## Set problem
Search the records for "name". Copy every line where it appears.

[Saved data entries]
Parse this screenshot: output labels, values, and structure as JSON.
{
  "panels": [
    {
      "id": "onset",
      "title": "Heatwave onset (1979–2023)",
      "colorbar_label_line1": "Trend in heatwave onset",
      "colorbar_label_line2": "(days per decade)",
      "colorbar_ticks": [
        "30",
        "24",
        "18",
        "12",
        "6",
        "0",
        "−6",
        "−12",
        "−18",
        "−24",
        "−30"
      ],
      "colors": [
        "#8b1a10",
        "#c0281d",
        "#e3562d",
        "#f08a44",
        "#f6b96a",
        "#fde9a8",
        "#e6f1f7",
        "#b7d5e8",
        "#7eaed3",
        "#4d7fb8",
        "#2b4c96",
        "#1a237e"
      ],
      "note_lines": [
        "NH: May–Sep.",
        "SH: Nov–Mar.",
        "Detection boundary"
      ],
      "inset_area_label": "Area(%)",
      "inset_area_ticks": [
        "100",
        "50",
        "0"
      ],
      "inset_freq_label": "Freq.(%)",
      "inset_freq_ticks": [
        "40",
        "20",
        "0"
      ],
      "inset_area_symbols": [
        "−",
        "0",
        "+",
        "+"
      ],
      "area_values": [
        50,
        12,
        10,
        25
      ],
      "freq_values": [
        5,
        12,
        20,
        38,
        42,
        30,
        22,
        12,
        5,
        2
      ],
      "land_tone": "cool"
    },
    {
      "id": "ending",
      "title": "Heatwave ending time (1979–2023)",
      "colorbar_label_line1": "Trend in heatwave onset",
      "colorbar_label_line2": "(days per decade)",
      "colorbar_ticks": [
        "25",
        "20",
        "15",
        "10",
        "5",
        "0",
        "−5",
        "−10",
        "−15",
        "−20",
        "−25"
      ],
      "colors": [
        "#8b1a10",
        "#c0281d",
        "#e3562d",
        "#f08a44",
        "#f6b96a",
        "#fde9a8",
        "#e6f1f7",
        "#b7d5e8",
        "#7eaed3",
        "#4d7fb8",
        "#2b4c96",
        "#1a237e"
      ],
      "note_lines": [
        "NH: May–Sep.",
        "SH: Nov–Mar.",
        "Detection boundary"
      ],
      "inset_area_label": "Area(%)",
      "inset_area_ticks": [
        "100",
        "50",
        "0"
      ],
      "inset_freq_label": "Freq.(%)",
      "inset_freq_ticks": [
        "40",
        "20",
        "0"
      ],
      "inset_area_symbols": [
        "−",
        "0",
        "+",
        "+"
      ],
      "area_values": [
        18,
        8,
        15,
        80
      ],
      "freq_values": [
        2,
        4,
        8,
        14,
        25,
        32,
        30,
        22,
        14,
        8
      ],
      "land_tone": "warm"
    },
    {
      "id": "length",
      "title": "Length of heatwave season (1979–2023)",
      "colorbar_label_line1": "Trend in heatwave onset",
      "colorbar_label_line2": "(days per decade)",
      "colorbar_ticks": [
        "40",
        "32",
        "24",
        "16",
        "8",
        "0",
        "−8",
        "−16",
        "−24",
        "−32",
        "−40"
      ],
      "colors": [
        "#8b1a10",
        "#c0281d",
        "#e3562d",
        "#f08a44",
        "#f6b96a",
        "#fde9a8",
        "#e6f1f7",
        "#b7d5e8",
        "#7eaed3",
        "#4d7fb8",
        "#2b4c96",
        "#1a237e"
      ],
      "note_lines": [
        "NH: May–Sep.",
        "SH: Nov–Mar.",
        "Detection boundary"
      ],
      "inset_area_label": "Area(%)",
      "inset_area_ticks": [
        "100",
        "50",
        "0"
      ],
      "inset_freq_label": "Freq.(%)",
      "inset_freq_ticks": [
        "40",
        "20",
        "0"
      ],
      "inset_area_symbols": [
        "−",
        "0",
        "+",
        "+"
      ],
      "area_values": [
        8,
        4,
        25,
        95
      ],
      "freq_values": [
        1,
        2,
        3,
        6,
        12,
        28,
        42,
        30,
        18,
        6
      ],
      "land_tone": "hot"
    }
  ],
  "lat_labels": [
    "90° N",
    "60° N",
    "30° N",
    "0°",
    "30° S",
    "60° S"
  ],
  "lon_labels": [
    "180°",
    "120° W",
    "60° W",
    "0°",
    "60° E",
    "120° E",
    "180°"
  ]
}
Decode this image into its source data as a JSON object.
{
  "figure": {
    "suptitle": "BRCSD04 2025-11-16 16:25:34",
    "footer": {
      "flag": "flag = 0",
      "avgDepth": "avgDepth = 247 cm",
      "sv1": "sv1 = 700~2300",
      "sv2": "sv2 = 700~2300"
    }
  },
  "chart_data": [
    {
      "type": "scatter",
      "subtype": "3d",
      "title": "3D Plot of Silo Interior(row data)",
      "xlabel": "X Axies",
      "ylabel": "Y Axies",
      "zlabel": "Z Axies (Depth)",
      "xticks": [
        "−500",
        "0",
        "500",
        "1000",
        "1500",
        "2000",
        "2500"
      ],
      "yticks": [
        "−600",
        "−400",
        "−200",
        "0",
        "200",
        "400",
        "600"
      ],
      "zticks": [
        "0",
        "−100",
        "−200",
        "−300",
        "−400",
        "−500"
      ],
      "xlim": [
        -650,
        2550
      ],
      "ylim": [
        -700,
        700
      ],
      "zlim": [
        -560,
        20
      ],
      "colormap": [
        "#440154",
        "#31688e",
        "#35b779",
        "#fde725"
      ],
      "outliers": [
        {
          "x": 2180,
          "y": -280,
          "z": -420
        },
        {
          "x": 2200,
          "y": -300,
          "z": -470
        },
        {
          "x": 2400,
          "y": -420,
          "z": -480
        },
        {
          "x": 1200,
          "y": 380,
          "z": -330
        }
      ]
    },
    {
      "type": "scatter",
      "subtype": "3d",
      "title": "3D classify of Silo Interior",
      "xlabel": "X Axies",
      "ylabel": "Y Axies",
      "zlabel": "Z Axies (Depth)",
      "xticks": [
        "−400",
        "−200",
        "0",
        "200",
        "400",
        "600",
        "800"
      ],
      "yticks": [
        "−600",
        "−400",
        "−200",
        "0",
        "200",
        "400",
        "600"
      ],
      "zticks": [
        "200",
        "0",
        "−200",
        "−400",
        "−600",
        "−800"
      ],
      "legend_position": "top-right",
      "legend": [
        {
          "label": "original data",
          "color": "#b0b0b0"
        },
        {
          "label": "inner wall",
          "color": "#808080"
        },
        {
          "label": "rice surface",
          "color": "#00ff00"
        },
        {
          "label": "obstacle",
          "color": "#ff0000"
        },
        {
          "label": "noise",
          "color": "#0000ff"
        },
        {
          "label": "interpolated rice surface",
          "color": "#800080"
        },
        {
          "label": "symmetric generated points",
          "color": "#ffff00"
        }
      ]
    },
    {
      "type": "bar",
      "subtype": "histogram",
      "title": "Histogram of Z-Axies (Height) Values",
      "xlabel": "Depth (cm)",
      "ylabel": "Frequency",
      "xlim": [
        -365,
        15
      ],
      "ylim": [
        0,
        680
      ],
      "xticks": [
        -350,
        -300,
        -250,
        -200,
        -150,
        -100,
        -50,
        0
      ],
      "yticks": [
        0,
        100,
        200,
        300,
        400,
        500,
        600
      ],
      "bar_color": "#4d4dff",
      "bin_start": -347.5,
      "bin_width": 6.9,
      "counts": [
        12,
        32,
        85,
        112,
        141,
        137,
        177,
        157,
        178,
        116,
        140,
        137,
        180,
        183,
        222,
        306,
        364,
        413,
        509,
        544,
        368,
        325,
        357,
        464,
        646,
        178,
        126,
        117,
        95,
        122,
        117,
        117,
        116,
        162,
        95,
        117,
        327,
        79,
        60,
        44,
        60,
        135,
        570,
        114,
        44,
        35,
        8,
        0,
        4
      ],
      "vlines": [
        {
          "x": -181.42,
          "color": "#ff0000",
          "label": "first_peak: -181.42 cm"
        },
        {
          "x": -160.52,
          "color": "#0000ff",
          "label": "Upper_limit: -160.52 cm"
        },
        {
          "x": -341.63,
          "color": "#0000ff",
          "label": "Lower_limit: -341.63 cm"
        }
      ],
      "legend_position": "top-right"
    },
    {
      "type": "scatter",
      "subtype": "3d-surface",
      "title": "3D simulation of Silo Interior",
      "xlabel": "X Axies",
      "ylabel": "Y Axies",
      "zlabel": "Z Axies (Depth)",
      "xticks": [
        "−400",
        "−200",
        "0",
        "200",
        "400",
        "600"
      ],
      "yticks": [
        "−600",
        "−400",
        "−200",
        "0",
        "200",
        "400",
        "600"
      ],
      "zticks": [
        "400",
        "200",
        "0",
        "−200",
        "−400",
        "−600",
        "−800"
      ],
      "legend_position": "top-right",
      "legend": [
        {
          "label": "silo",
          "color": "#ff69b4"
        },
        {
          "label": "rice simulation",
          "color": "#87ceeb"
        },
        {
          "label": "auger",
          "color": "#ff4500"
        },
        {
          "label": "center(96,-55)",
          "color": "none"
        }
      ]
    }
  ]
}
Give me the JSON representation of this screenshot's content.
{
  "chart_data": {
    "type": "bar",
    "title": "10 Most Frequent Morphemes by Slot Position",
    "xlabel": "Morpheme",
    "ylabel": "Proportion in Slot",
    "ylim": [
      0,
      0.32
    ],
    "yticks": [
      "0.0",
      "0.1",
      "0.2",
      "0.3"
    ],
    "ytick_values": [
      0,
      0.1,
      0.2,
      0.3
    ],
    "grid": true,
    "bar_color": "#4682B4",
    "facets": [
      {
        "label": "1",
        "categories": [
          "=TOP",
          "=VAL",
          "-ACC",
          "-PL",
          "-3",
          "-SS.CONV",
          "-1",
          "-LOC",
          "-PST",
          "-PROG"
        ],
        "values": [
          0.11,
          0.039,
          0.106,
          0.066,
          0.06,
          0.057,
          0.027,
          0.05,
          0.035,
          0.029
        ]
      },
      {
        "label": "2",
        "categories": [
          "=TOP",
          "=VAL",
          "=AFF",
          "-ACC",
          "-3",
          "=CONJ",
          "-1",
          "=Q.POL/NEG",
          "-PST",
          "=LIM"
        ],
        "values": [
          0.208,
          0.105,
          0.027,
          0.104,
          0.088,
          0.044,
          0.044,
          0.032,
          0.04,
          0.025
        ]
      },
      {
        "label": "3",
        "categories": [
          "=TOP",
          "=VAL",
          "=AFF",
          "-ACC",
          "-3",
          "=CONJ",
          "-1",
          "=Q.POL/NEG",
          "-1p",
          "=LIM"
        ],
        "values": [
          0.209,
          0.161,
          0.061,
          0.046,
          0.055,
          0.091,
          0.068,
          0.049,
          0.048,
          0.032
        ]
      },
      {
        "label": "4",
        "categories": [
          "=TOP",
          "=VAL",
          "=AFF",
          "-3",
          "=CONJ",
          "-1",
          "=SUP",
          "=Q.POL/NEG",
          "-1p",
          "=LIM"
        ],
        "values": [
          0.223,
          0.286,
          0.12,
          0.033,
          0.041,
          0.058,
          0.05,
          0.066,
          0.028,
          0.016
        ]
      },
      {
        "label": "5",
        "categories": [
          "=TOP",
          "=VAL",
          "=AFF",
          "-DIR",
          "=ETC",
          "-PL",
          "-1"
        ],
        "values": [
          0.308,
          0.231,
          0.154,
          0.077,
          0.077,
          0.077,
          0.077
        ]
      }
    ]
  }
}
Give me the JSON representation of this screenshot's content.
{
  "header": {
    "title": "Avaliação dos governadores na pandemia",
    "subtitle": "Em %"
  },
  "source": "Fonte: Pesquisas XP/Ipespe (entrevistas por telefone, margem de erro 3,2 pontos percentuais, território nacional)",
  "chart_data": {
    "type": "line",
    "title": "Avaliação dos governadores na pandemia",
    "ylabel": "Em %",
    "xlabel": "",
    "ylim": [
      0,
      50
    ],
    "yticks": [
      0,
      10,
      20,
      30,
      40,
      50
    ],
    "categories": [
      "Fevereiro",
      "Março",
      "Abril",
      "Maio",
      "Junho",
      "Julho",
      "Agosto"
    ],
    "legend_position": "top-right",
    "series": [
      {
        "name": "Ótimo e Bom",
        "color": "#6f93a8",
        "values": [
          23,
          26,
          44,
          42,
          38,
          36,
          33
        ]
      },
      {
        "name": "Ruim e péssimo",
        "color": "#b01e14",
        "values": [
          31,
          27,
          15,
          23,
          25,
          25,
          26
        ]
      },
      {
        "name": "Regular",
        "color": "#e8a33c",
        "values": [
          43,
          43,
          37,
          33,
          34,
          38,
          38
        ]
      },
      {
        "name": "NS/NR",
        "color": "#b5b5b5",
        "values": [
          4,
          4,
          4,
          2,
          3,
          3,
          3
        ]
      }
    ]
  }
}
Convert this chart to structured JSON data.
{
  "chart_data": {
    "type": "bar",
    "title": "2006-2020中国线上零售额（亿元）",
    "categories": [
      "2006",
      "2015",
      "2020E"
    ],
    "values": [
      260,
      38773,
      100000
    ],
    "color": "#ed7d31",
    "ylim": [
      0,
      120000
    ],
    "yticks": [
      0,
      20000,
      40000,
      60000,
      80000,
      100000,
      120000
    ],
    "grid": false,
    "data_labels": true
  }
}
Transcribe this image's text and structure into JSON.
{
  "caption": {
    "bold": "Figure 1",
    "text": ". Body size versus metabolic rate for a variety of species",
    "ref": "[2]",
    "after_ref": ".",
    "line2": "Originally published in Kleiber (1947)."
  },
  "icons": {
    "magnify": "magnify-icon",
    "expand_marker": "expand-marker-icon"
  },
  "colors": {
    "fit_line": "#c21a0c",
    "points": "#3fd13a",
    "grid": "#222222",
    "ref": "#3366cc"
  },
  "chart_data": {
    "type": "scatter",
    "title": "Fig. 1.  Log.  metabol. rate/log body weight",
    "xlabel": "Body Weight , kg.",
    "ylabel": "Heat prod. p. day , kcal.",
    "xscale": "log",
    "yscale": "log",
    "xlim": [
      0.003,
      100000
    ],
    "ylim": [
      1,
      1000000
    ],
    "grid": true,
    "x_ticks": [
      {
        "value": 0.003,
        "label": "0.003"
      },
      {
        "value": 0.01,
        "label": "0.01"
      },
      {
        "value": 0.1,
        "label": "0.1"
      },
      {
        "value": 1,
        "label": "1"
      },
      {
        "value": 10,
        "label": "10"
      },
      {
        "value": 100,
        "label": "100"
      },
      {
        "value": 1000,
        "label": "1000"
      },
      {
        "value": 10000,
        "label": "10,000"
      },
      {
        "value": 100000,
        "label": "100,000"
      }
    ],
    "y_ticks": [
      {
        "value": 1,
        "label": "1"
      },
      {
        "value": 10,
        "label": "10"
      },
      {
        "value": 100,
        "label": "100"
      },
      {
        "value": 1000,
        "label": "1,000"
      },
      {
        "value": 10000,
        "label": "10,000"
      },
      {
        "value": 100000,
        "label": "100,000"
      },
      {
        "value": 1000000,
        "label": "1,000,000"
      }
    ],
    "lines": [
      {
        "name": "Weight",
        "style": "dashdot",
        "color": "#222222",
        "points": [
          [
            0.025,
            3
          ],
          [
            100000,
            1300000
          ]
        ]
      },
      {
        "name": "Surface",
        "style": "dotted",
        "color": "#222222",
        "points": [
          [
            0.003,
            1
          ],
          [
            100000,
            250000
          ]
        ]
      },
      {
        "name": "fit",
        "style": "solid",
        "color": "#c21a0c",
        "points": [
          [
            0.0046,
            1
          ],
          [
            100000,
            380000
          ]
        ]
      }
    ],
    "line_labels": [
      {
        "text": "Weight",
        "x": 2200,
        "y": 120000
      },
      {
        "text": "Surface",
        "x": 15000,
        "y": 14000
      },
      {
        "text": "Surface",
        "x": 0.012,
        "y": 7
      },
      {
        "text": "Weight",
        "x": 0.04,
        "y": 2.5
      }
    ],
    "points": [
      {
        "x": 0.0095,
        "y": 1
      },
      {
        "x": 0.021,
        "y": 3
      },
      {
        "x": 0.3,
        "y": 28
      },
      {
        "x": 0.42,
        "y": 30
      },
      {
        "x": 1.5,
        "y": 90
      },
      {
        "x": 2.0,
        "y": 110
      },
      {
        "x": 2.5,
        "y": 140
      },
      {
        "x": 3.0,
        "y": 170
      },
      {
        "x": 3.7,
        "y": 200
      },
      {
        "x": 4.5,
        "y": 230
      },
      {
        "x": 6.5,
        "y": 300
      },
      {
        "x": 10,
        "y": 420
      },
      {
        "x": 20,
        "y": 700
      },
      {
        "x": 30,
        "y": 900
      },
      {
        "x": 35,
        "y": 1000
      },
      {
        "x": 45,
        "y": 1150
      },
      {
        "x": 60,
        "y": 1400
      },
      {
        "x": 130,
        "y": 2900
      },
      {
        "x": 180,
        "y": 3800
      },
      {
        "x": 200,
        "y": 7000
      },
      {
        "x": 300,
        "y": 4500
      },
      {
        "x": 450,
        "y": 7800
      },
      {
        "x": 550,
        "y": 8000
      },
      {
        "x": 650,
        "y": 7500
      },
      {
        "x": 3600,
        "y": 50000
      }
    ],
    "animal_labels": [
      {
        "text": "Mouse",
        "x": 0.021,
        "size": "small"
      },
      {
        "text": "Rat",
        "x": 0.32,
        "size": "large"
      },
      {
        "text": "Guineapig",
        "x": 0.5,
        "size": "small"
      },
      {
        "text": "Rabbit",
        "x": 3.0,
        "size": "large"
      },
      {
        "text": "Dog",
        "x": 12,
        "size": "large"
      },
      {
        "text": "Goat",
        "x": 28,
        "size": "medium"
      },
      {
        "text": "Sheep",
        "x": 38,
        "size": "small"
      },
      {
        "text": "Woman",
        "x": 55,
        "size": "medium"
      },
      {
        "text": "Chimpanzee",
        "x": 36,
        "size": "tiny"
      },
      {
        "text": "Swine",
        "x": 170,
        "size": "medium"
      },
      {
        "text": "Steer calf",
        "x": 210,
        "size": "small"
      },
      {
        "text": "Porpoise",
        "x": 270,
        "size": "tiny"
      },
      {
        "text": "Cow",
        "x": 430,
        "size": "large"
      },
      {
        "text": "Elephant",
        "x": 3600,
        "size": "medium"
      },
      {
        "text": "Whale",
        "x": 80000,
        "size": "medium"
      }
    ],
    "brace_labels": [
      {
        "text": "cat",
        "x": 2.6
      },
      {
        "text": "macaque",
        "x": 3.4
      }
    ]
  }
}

## Task result
        "name": "Ótimo e Bom",
        "name": "Ruim e péssimo",
        "name": "Regular",
        "name": "NS/NR",
        "name": "Weight",
        "name": "Surface",
        "name": "fit",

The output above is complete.